Extract every line that includes the string "image".

* * * * * * * * *

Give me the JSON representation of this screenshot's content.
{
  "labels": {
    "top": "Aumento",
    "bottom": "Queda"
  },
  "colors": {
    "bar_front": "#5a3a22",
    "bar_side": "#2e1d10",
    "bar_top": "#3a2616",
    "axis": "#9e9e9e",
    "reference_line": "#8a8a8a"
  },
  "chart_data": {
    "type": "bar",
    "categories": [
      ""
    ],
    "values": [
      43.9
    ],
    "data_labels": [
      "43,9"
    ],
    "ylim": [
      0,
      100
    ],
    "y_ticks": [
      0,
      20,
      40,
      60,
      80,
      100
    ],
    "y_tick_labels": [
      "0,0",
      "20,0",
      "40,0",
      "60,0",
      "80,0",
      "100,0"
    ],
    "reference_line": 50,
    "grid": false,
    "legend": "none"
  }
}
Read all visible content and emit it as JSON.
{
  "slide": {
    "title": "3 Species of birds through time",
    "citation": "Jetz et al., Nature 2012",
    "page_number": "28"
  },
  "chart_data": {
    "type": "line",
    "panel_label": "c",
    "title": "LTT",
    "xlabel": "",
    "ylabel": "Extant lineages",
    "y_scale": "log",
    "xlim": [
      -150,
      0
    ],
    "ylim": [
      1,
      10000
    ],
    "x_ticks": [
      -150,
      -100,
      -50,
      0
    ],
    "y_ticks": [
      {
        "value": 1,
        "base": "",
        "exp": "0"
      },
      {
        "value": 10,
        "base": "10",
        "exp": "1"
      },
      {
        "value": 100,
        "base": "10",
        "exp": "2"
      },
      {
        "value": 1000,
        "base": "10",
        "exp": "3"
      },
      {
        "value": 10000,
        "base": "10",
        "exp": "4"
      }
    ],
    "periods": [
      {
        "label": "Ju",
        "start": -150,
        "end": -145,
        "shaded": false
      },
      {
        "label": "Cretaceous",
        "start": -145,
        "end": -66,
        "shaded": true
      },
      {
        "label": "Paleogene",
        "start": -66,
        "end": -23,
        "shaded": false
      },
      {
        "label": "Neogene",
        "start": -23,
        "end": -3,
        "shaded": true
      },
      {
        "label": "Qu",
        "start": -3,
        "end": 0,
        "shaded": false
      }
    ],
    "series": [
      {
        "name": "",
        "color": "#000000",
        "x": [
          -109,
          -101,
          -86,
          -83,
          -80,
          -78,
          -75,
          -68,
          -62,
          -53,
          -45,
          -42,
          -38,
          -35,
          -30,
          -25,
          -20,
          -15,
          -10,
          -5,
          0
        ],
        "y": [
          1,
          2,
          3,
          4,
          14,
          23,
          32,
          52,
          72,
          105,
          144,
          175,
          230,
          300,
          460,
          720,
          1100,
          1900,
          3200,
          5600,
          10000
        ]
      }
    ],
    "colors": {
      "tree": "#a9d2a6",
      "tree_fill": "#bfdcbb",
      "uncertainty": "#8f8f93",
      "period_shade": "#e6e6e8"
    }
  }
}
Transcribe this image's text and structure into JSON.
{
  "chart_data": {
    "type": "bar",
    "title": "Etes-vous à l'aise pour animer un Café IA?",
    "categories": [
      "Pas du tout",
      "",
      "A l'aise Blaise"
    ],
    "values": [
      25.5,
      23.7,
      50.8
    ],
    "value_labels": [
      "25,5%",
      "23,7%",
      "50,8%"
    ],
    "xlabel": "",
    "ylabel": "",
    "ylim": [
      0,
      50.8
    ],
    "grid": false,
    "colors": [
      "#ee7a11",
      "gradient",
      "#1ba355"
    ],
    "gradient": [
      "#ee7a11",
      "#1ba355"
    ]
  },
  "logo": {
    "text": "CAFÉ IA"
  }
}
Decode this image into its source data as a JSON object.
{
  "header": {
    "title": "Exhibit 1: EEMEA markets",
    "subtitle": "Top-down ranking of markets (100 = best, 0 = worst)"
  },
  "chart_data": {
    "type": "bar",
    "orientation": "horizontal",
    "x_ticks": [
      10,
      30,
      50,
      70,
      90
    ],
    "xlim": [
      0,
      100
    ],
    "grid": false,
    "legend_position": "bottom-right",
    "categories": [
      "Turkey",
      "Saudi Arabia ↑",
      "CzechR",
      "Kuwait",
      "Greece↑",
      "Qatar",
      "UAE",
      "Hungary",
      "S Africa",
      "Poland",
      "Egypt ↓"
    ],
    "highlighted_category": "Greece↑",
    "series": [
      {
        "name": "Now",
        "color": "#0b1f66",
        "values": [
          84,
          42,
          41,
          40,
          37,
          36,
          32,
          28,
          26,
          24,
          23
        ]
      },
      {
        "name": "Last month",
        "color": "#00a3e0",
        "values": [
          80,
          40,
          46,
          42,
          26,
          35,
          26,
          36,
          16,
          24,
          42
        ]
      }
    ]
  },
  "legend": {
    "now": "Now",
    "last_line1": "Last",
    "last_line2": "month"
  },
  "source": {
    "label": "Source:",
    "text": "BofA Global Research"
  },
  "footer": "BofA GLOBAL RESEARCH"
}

* * * * * * * * *

Exercise response =>
Transcribe this image's text and structure into JSON.
Decode this image into its source data as a JSON object.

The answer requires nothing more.